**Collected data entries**
────────────────
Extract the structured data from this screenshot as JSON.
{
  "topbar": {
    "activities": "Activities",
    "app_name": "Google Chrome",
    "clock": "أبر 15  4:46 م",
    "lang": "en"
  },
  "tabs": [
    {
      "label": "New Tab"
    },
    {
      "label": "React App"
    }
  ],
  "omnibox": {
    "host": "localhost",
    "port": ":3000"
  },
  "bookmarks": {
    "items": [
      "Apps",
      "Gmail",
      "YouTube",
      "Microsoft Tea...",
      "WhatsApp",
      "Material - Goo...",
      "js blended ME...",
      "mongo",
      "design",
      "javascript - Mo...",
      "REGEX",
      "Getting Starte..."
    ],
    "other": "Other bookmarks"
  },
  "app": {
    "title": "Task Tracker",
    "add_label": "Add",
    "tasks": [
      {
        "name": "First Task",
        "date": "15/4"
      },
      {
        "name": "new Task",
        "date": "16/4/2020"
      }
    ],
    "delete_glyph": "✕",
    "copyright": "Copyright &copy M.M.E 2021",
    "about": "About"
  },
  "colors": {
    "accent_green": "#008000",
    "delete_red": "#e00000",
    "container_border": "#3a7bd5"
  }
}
────────────────
**Stated exercise**
Exactly reproduce the material above.

**Exercise solution**
Extract the structured data from this screenshot as JSON.
{
  "topbar": {
    "activities": "Activities",
    "app_name": "Google Chrome",
    "clock": "أبر 15  4:46 م",
    "lang": "en"
  },
  "tabs": [
    {
      "label": "New Tab"
    },
    {
      "label": "React App"
    }
  ],
  "omnibox": {
    "host": "localhost",
    "port": ":3000"
  },
  "bookmarks": {
    "items": [
      "Apps",
      "Gmail",
      "YouTube",
      "Microsoft Tea...",
      "WhatsApp",
      "Material - Goo...",
      "js blended ME...",
      "mongo",
      "design",
      "javascript - Mo...",
      "REGEX",
      "Getting Starte..."
    ],
    "other": "Other bookmarks"
  },
  "app": {
    "title": "Task Tracker",
    "add_label": "Add",
    "tasks": [
      {
        "name": "First Task",
        "date": "15/4"
      },
      {
        "name": "new Task",
        "date": "16/4/2020"
      }
    ],
    "delete_glyph": "✕",
    "copyright": "Copyright &copy M.M.E 2021",
    "about": "About"
  },
  "colors": {
    "accent_green": "#008000",
    "delete_red": "#e00000",
    "container_border": "#3a7bd5"
  }
}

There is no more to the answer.